# START OF DATA ENTRIES

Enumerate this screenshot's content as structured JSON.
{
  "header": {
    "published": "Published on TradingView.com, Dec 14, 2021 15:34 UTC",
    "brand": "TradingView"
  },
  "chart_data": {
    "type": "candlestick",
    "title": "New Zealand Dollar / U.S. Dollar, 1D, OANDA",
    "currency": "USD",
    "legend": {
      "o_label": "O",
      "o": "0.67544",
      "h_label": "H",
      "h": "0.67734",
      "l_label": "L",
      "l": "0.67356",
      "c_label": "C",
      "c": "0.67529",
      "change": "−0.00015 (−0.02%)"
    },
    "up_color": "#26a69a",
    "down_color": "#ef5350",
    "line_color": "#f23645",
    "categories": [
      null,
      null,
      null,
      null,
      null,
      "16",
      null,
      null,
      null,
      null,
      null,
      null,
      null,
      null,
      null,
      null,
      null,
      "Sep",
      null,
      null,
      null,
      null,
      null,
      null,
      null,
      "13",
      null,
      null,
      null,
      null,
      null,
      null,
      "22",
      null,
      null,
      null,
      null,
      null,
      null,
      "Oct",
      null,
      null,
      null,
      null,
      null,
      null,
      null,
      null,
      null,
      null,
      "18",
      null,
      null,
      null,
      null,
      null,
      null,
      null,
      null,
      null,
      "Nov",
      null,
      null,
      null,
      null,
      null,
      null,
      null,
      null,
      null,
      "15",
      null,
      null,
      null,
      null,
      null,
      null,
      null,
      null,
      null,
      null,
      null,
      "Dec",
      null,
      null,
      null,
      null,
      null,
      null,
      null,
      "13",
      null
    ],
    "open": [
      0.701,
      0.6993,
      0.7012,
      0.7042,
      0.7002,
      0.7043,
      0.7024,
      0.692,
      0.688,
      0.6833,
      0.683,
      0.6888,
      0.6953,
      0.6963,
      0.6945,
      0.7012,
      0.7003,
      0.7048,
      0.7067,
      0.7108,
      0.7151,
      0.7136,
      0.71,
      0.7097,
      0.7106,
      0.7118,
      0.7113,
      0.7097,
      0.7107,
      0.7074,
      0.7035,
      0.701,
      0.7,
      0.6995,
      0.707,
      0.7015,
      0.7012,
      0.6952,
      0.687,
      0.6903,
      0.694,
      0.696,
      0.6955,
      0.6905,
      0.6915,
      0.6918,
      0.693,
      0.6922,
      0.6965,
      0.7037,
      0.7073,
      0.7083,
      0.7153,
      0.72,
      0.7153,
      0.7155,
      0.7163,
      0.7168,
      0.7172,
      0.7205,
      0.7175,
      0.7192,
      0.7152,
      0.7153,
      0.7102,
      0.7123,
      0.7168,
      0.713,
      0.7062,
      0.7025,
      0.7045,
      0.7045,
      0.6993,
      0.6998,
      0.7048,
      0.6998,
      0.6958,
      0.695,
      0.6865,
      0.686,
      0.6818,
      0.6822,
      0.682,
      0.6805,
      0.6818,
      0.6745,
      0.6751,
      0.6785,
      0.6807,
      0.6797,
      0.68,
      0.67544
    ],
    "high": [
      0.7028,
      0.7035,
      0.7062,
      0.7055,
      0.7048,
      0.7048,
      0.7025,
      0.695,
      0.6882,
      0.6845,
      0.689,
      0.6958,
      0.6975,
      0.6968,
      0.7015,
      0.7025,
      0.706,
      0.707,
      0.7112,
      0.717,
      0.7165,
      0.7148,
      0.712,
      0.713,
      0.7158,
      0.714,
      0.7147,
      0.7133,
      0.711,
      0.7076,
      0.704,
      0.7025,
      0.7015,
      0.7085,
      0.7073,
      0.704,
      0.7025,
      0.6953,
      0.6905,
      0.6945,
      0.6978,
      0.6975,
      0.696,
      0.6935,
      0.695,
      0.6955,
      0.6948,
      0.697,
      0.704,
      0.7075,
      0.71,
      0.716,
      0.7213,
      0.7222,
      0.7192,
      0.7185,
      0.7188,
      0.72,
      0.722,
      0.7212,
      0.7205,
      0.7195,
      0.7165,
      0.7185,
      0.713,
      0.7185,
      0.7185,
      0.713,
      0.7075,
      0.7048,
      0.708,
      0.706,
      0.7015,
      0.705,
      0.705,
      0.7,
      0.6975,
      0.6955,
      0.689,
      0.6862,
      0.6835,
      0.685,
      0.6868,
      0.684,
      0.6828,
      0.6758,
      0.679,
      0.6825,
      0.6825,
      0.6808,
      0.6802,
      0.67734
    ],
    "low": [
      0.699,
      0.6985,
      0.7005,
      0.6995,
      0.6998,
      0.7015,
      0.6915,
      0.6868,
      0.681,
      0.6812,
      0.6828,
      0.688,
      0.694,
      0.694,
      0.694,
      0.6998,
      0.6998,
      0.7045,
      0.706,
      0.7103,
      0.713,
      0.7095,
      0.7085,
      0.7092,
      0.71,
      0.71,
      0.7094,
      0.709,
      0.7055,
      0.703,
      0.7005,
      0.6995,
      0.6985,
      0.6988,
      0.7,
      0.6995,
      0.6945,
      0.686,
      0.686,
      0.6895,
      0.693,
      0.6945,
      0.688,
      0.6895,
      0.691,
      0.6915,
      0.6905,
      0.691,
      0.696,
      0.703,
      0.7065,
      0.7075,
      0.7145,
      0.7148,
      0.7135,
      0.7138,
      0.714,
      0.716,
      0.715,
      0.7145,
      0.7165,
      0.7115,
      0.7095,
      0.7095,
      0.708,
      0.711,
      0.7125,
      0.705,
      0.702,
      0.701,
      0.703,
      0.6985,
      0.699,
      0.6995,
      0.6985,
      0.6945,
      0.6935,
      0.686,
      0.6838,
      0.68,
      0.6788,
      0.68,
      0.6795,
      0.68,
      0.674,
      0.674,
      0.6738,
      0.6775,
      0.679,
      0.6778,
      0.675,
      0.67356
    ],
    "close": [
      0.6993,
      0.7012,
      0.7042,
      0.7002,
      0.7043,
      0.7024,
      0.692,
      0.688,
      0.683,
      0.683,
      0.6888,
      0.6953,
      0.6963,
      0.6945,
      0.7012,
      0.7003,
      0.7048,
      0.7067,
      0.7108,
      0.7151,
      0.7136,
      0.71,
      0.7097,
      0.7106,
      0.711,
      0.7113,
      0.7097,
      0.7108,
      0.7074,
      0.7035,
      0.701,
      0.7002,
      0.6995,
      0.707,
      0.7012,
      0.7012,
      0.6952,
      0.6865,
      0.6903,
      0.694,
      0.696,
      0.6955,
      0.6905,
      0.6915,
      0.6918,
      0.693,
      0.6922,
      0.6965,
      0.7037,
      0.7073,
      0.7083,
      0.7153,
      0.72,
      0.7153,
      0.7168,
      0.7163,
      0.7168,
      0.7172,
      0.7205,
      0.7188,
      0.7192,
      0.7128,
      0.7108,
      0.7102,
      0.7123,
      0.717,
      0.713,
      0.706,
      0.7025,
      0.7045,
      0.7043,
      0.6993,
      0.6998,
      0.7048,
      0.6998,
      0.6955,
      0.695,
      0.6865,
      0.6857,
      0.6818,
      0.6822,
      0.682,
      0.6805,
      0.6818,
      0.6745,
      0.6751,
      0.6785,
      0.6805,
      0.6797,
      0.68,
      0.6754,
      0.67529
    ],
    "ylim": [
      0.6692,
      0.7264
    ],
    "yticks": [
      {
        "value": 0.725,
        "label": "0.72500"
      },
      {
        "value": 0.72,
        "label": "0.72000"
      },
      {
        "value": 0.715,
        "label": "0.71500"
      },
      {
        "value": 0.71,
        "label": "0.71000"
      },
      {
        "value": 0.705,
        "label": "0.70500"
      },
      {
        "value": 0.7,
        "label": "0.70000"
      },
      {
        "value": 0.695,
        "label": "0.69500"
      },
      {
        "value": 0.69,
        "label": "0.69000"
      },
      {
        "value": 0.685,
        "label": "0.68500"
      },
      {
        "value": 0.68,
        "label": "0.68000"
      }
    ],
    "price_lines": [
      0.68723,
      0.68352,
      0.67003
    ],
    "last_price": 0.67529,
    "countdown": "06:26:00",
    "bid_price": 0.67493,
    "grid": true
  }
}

# END OF DATA ENTRIES
# START OF DATA ENTRIES

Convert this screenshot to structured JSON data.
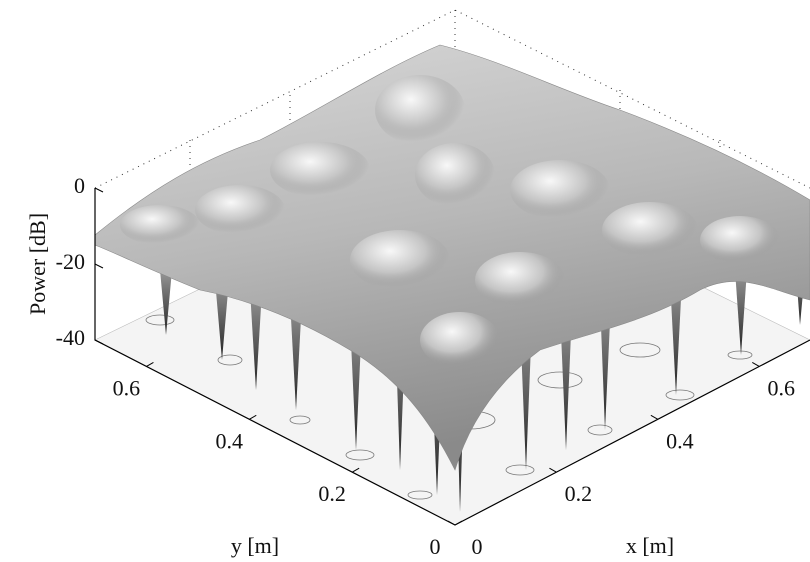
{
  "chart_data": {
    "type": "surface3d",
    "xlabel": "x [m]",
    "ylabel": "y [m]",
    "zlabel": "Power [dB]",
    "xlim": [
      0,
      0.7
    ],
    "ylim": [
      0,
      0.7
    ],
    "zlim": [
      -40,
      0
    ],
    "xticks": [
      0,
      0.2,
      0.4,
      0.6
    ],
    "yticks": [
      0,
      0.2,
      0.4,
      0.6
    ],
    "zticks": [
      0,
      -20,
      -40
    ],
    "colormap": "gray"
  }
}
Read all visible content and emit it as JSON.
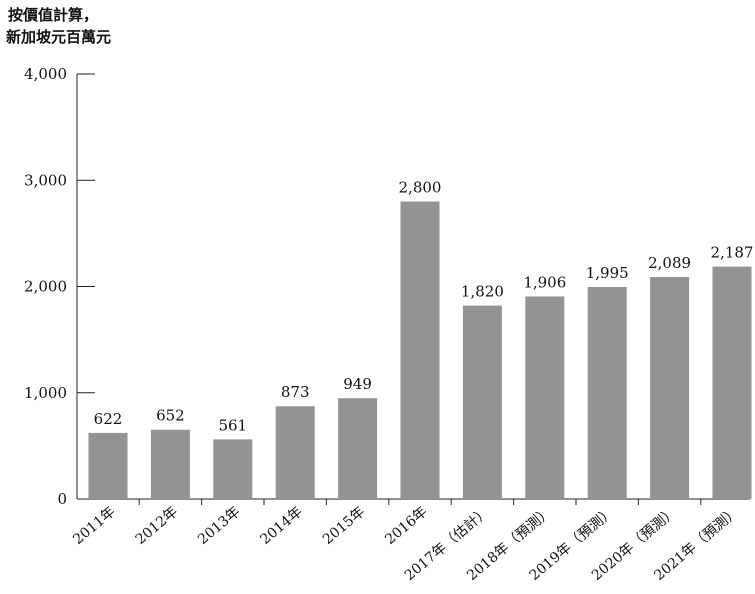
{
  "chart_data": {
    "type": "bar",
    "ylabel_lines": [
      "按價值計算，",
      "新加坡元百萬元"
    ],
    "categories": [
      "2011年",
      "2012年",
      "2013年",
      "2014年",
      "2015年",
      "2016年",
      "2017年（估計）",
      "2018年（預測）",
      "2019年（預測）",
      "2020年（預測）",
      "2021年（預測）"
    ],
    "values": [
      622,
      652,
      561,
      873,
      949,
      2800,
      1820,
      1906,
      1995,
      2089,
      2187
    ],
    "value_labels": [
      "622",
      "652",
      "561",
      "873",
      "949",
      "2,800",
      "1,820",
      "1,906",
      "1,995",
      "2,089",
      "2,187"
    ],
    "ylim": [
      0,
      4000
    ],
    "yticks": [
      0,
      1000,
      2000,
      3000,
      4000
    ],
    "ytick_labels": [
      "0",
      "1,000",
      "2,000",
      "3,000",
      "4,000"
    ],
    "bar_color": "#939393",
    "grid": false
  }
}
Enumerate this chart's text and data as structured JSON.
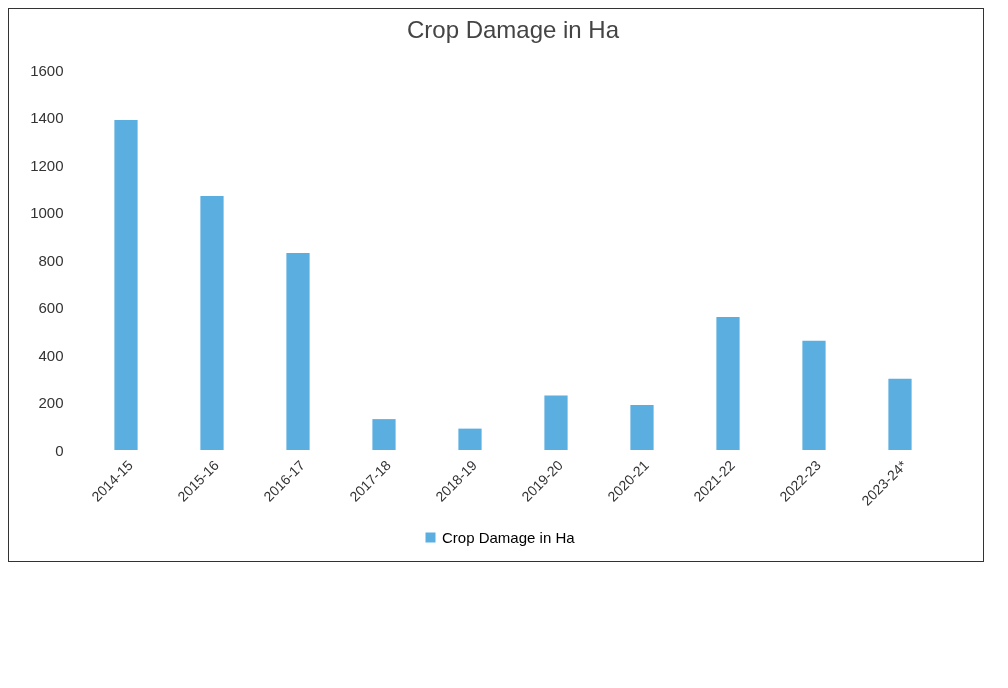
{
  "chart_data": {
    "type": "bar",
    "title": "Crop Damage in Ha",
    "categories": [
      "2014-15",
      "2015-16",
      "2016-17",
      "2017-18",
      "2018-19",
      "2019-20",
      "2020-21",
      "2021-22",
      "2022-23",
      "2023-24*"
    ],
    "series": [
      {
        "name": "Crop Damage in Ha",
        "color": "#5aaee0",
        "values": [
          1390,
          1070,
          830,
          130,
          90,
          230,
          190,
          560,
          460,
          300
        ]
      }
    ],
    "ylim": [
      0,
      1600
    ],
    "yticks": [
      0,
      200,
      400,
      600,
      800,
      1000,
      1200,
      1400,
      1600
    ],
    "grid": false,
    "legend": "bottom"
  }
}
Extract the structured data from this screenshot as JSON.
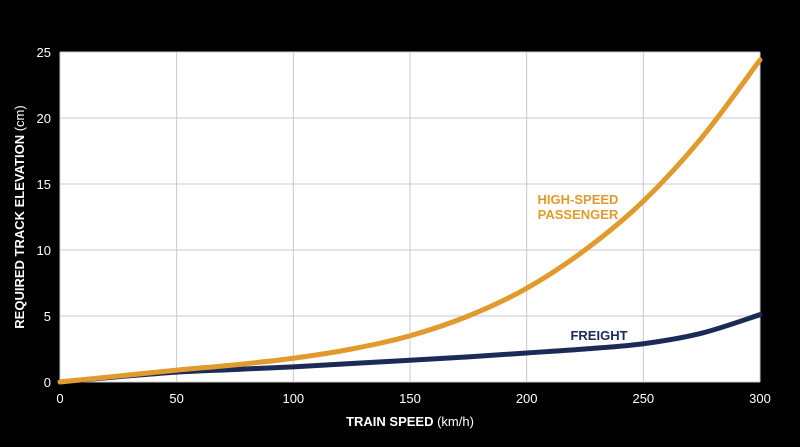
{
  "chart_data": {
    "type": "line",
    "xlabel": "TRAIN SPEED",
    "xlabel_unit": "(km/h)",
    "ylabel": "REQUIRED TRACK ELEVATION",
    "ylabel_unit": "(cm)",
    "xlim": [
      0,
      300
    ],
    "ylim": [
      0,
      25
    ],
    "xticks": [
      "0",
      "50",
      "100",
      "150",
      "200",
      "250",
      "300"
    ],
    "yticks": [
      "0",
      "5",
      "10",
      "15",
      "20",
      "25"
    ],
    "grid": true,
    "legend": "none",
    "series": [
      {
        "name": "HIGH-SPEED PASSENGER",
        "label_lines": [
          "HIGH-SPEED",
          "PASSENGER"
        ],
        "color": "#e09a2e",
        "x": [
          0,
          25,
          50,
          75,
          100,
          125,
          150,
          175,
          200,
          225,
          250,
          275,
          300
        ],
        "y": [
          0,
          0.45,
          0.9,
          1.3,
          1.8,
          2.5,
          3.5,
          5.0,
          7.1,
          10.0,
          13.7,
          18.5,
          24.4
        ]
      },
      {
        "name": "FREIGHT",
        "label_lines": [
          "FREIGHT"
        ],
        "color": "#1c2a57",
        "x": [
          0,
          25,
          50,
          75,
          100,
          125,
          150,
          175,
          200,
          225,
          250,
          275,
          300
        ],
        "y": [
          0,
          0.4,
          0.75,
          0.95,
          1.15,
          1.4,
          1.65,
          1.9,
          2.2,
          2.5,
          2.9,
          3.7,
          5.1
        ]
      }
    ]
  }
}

# END OF DATA ENTRIES
# START OF DATA ENTRIES

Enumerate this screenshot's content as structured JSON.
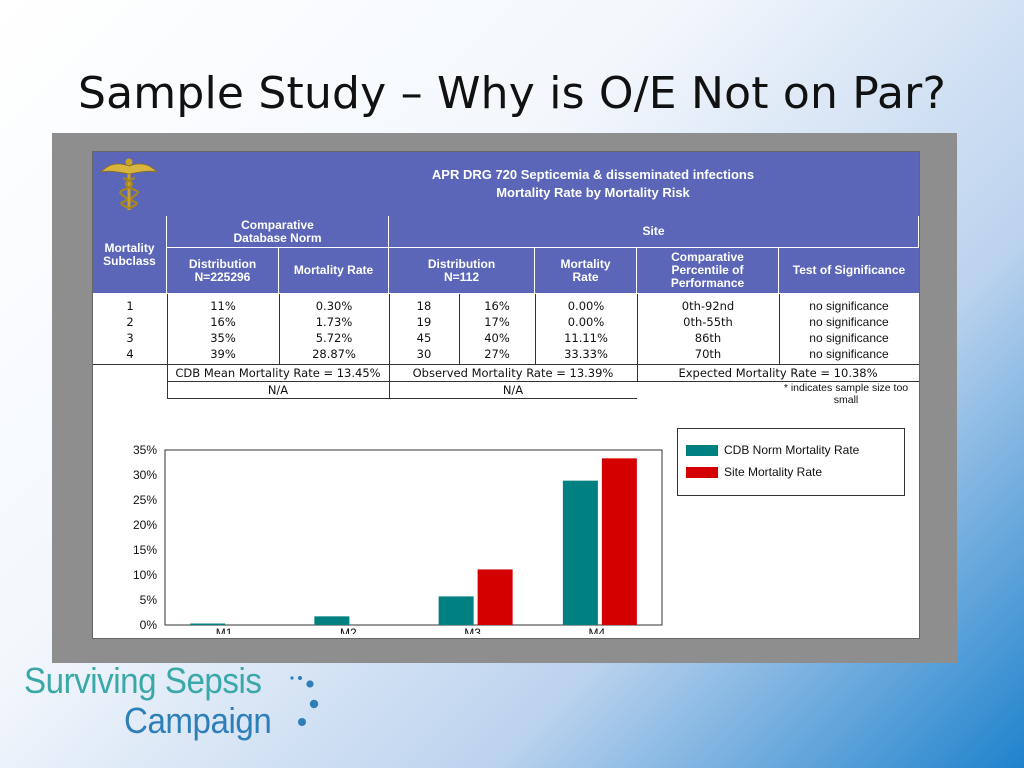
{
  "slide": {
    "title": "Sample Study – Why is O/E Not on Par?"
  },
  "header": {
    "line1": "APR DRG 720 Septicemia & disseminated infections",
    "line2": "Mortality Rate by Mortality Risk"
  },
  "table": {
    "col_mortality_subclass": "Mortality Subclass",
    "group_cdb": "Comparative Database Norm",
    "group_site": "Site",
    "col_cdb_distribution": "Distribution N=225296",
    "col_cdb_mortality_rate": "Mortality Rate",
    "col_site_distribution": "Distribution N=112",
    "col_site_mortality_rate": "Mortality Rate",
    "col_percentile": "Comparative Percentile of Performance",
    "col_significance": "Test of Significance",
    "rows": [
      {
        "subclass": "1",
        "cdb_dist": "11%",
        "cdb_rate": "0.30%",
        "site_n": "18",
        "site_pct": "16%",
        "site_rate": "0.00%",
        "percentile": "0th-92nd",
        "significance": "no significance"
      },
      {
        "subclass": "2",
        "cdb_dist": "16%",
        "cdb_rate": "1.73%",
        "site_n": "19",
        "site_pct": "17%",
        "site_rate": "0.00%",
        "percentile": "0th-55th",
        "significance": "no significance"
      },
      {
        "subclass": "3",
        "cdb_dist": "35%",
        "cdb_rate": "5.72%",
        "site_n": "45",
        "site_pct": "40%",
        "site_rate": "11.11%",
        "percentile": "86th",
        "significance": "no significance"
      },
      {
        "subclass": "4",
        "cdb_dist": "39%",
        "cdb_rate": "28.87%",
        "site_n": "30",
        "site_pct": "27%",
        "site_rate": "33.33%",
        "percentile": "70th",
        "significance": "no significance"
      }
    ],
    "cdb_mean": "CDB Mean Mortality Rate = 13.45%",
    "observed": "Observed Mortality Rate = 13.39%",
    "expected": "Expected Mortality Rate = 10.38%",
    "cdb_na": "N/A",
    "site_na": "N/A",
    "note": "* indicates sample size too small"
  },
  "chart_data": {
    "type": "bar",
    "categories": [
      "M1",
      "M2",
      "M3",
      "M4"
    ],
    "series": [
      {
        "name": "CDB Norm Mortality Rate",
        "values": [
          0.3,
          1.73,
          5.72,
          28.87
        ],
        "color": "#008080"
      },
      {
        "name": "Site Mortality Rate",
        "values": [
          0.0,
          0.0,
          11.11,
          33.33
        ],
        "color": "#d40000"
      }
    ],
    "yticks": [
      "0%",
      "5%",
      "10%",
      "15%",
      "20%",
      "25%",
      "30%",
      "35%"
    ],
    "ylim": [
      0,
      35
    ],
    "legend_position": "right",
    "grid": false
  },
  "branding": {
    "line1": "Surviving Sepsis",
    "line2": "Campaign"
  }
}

# END OF DATA ENTRIES

■ EXERCISE AIM ■
Single out each line of the records above with the string "name" in it, and copy it.

■ RESPONSE ■
        "name": "Crop Damage in Ha",
        "name": "HIGH-SPEED PASSENGER",
        "name": "FREIGHT",
        "name": "CDB Norm Mortality Rate",
        "name": "Site Mortality Rate",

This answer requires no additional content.